= YOUR TASK =
Output each entry that follows exactly. Images stay out.

= Data extracted from a collection =
* START *

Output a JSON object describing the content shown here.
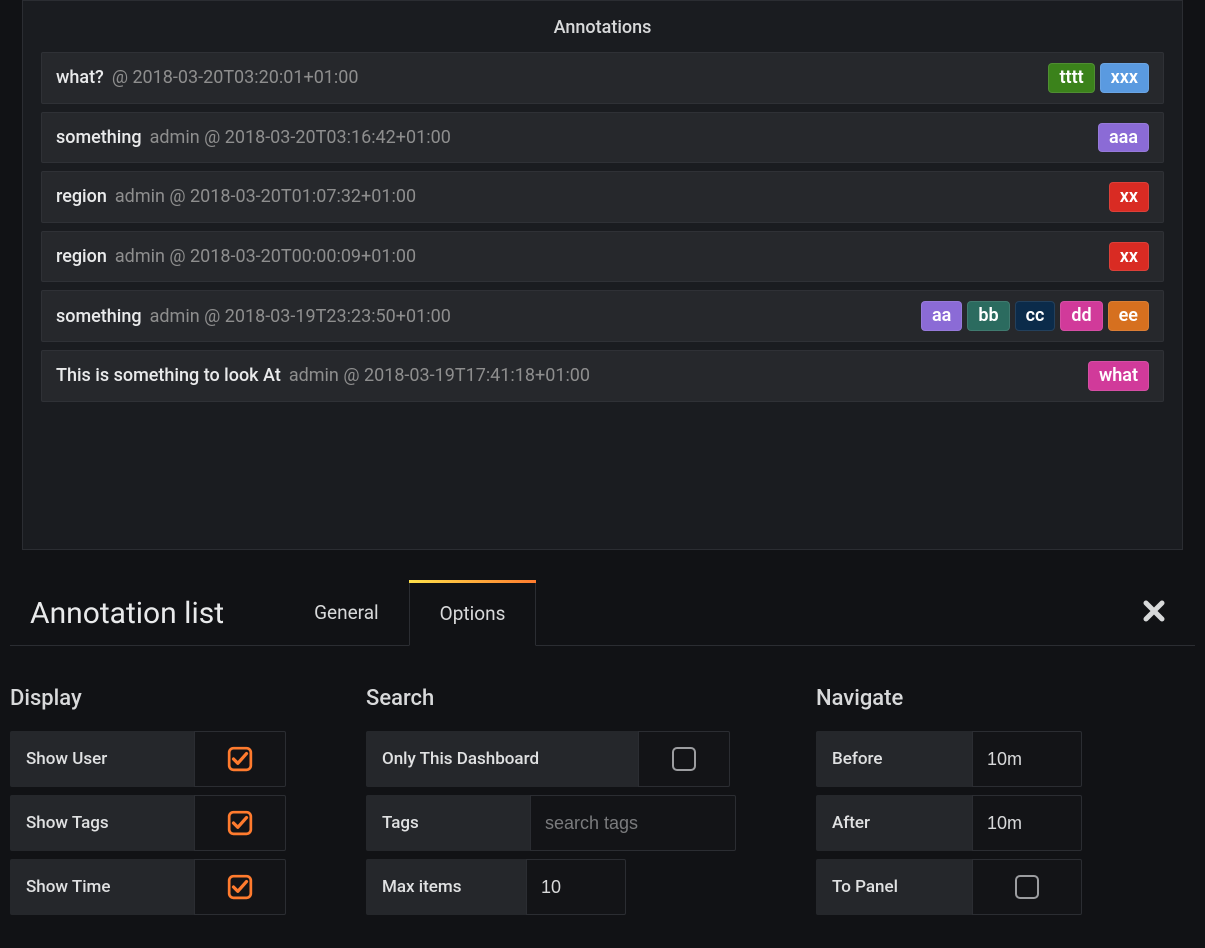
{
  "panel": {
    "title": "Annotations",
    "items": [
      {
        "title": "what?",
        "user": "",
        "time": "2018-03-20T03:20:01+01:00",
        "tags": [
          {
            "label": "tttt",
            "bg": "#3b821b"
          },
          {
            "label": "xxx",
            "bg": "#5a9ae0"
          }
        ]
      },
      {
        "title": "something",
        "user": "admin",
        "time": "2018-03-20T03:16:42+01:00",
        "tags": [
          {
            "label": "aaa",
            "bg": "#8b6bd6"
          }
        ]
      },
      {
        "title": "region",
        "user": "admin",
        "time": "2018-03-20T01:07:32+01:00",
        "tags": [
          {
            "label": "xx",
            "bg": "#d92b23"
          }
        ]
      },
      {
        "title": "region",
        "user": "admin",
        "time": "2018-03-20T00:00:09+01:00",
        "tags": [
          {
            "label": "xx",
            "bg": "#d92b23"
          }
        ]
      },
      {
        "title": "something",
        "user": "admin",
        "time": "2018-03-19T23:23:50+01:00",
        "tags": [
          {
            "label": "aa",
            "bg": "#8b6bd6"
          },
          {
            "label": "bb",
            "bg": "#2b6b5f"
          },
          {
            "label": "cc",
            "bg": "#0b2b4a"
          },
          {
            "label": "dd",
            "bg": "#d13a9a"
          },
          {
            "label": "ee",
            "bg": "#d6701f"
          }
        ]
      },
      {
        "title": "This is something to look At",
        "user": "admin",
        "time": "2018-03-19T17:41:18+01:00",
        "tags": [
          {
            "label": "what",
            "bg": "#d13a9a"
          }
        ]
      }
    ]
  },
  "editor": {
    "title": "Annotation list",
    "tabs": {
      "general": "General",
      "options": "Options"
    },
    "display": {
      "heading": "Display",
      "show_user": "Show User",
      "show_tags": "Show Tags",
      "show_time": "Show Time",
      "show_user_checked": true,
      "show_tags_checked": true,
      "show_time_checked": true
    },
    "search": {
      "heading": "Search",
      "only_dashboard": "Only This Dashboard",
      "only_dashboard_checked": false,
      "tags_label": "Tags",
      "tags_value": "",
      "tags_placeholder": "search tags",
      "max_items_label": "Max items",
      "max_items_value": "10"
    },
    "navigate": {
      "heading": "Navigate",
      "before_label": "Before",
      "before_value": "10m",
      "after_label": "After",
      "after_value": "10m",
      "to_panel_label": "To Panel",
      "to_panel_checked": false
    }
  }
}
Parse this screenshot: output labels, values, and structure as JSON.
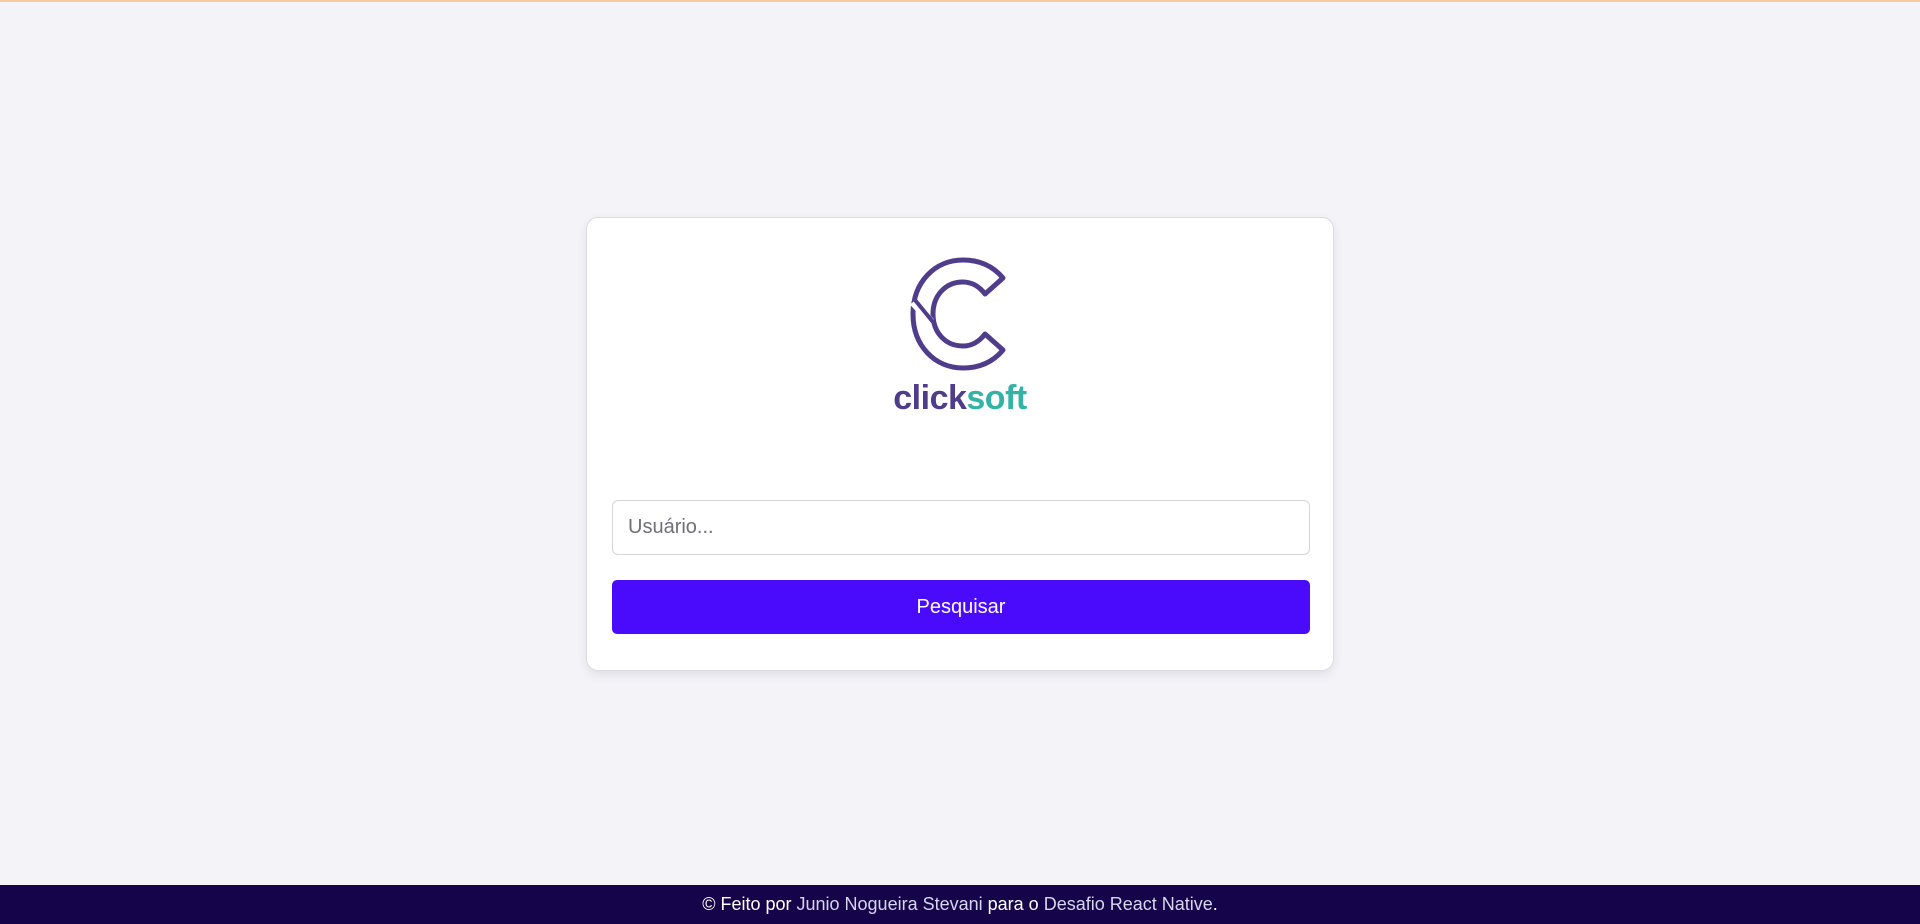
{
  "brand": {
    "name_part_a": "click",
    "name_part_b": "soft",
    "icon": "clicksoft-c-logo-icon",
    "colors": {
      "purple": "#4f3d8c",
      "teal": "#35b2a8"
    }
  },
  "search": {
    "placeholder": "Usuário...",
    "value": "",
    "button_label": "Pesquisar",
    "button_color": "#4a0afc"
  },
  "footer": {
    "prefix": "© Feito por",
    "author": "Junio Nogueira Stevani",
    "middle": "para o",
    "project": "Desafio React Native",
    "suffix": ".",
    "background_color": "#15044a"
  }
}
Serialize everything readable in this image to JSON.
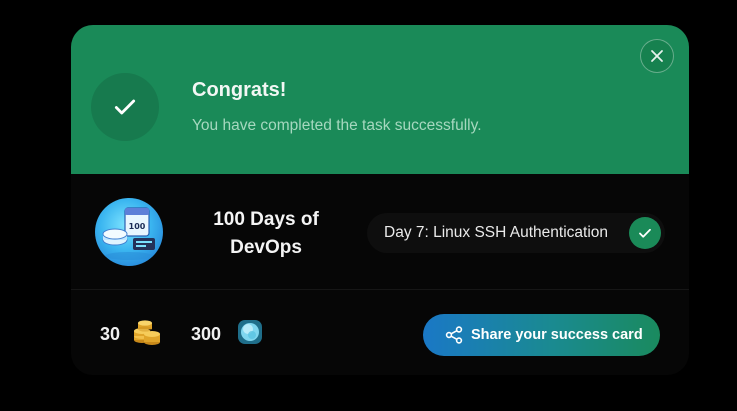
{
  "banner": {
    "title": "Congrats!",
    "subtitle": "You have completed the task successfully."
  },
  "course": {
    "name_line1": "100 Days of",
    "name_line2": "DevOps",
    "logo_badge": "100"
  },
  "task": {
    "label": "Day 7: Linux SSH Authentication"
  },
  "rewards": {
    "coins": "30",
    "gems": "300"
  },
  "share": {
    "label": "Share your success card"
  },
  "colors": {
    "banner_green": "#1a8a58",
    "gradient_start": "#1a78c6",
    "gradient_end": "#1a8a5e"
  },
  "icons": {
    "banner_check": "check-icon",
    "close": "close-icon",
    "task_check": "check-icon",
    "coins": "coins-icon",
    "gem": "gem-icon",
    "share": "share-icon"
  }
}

* END *

= THE RESULT =
Output a JSON object describing the content shown here.
{
  "panel": {
    "title": "Annotations",
    "items": [
      {
        "title": "what?",
        "user": "",
        "time": "2018-03-20T03:20:01+01:00",
        "tags": [
          {
            "label": "tttt",
            "bg": "#3b821b"
          },
          {
            "label": "xxx",
            "bg": "#5a9ae0"
          }
        ]
      },
      {
        "title": "something",
        "user": "admin",
        "time": "2018-03-20T03:16:42+01:00",
        "tags": [
          {
            "label": "aaa",
            "bg": "#8b6bd6"
          }
        ]
      },
      {
        "title": "region",
        "user": "admin",
        "time": "2018-03-20T01:07:32+01:00",
        "tags": [
          {
            "label": "xx",
            "bg": "#d92b23"
          }
        ]
      },
      {
        "title": "region",
        "user": "admin",
        "time": "2018-03-20T00:00:09+01:00",
        "tags": [
          {
            "label": "xx",
            "bg": "#d92b23"
          }
        ]
      },
      {
        "title": "something",
        "user": "admin",
        "time": "2018-03-19T23:23:50+01:00",
        "tags": [
          {
            "label": "aa",
            "bg": "#8b6bd6"
          },
          {
            "label": "bb",
            "bg": "#2b6b5f"
          },
          {
            "label": "cc",
            "bg": "#0b2b4a"
          },
          {
            "label": "dd",
            "bg": "#d13a9a"
          },
          {
            "label": "ee",
            "bg": "#d6701f"
          }
        ]
      },
      {
        "title": "This is something to look At",
        "user": "admin",
        "time": "2018-03-19T17:41:18+01:00",
        "tags": [
          {
            "label": "what",
            "bg": "#d13a9a"
          }
        ]
      }
    ]
  },
  "editor": {
    "title": "Annotation list",
    "tabs": {
      "general": "General",
      "options": "Options"
    },
    "display": {
      "heading": "Display",
      "show_user": "Show User",
      "show_tags": "Show Tags",
      "show_time": "Show Time",
      "show_user_checked": true,
      "show_tags_checked": true,
      "show_time_checked": true
    },
    "search": {
      "heading": "Search",
      "only_dashboard": "Only This Dashboard",
      "only_dashboard_checked": false,
      "tags_label": "Tags",
      "tags_value": "",
      "tags_placeholder": "search tags",
      "max_items_label": "Max items",
      "max_items_value": "10"
    },
    "navigate": {
      "heading": "Navigate",
      "before_label": "Before",
      "before_value": "10m",
      "after_label": "After",
      "after_value": "10m",
      "to_panel_label": "To Panel",
      "to_panel_checked": false
    }
  }
}
Parse this screenshot: output labels, values, and structure as JSON.
{
  "brand": {
    "name_part_a": "click",
    "name_part_b": "soft",
    "icon": "clicksoft-c-logo-icon",
    "colors": {
      "purple": "#4f3d8c",
      "teal": "#35b2a8"
    }
  },
  "search": {
    "placeholder": "Usuário...",
    "value": "",
    "button_label": "Pesquisar",
    "button_color": "#4a0afc"
  },
  "footer": {
    "prefix": "© Feito por",
    "author": "Junio Nogueira Stevani",
    "middle": "para o",
    "project": "Desafio React Native",
    "suffix": ".",
    "background_color": "#15044a"
  }
}
Serialize everything readable in this image to JSON.
{
  "banner": {
    "title": "Congrats!",
    "subtitle": "You have completed the task successfully."
  },
  "course": {
    "name_line1": "100 Days of",
    "name_line2": "DevOps",
    "logo_badge": "100"
  },
  "task": {
    "label": "Day 7: Linux SSH Authentication"
  },
  "rewards": {
    "coins": "30",
    "gems": "300"
  },
  "share": {
    "label": "Share your success card"
  },
  "colors": {
    "banner_green": "#1a8a58",
    "gradient_start": "#1a78c6",
    "gradient_end": "#1a8a5e"
  },
  "icons": {
    "banner_check": "check-icon",
    "close": "close-icon",
    "task_check": "check-icon",
    "coins": "coins-icon",
    "gem": "gem-icon",
    "share": "share-icon"
  }
}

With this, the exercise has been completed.